**Short exercise:** For the listing below, give the count of lines containing "todos", and no other text.

**Records for the task:**
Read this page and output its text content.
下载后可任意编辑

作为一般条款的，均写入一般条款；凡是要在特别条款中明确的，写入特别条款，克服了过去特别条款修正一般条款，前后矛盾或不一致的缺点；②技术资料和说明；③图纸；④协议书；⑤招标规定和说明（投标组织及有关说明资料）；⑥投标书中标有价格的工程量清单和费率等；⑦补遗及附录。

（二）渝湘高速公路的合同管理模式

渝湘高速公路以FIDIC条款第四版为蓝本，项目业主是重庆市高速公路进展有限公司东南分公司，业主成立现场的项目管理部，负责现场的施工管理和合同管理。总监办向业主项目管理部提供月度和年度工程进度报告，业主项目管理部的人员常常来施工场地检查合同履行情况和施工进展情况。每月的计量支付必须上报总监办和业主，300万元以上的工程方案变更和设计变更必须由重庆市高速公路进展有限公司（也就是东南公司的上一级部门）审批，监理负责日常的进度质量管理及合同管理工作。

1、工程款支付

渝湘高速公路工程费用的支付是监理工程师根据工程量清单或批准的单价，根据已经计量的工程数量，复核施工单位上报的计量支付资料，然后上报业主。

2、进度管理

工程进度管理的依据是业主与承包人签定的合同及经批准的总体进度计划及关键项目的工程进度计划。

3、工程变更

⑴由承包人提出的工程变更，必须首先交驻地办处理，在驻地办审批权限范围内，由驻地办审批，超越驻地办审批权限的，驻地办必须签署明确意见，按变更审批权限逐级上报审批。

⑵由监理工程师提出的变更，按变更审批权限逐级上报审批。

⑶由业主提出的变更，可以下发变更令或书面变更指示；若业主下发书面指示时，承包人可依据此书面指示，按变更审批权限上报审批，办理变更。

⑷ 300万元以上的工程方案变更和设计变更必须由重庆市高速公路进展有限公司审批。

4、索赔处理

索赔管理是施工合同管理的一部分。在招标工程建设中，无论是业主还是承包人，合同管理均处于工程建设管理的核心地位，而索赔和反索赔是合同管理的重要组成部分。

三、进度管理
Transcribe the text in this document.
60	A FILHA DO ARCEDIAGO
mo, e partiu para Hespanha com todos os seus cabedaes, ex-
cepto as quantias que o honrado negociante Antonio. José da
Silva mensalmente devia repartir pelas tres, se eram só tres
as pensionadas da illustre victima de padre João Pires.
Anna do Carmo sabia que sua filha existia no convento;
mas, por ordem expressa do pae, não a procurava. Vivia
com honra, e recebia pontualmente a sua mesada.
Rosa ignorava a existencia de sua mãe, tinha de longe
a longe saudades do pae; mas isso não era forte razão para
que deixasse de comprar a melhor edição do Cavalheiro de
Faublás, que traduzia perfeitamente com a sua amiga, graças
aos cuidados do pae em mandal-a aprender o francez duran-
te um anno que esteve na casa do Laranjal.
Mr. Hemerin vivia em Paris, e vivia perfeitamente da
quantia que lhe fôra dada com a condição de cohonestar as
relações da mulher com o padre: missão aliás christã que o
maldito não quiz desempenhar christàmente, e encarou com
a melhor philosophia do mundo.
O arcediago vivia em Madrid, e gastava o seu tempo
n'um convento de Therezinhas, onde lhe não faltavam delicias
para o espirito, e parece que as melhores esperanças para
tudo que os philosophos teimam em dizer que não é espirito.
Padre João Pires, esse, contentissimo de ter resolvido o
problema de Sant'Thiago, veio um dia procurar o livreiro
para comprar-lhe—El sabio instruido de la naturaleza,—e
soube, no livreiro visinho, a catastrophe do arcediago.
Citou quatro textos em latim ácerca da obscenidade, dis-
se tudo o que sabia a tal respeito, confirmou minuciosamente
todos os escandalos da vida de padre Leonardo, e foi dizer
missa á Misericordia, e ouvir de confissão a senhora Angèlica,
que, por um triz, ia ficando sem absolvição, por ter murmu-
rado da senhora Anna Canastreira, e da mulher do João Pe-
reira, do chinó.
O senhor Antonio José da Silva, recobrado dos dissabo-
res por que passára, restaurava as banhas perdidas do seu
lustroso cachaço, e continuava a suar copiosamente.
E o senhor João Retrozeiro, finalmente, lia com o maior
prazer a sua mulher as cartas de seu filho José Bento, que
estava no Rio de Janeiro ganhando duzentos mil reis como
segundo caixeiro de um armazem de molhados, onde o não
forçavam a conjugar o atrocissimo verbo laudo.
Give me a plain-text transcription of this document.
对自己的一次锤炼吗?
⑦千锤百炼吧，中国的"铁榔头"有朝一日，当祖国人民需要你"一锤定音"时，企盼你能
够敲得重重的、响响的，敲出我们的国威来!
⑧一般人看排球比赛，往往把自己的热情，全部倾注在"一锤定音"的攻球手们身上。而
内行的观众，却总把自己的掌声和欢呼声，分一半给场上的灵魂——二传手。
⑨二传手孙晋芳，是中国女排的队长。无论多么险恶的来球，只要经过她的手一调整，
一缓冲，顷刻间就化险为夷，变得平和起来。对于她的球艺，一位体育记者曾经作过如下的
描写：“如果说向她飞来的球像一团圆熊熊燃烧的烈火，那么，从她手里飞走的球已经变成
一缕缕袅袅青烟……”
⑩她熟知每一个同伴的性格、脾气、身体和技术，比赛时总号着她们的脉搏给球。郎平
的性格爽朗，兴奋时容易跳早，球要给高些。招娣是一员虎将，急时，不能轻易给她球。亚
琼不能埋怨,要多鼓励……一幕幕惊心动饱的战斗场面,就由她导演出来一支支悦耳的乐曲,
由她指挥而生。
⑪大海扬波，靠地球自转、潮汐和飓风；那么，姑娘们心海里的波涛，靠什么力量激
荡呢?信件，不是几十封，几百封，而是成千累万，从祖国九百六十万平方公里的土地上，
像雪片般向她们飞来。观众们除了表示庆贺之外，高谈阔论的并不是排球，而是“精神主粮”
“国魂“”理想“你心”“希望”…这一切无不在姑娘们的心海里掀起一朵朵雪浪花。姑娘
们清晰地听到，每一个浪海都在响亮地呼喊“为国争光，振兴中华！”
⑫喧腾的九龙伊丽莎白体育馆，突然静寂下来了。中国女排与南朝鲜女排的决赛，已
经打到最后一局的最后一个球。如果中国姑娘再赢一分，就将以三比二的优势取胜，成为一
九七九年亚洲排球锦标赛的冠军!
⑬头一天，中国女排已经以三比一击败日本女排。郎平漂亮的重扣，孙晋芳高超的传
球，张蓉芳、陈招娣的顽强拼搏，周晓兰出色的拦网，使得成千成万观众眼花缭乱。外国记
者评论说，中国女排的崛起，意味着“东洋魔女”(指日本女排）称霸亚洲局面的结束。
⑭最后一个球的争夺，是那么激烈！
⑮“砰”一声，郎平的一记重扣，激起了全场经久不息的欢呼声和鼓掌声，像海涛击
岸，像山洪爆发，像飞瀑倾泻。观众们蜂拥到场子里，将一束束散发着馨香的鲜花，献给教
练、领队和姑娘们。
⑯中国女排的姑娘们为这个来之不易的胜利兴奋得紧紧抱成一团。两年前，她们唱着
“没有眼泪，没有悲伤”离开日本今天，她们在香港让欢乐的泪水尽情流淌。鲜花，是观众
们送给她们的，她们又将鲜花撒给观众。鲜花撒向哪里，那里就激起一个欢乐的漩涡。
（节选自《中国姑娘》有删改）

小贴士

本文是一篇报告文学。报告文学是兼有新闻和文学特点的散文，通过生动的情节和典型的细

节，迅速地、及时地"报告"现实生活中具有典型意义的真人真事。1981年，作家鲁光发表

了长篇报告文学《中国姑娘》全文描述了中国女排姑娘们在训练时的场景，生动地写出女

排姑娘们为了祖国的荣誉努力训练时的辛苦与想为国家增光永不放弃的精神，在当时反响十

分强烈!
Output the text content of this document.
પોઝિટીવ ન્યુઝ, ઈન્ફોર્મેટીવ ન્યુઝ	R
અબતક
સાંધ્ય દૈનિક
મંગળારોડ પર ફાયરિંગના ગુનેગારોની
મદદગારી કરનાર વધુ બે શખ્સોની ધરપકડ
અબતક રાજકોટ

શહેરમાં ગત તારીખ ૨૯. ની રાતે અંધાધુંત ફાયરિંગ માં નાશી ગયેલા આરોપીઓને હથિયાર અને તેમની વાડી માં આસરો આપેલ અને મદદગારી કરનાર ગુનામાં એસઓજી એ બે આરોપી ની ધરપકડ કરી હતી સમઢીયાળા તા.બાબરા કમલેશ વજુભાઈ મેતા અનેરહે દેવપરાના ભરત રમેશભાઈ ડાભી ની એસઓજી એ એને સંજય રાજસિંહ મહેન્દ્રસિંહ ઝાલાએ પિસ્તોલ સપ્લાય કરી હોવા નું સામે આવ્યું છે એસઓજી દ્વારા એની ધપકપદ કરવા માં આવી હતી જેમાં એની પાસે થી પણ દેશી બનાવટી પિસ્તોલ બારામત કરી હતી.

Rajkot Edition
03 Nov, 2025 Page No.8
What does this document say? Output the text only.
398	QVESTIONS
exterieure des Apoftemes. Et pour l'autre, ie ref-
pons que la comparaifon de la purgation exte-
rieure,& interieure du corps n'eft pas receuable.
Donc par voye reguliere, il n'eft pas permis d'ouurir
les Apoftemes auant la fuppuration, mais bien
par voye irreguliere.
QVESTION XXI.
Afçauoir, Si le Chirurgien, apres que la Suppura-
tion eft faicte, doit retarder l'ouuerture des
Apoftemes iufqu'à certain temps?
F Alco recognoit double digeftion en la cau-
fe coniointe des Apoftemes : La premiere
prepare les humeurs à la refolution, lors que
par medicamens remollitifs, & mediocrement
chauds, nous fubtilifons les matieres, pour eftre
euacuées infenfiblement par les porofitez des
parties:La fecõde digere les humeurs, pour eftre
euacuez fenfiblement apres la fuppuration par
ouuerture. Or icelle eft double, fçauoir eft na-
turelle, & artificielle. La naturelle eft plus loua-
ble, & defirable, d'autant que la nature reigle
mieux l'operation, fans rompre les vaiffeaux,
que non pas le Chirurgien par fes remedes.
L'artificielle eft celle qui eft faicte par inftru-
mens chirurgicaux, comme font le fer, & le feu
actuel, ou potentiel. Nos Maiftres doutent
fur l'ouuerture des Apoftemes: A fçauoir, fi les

**Exercise response:** 2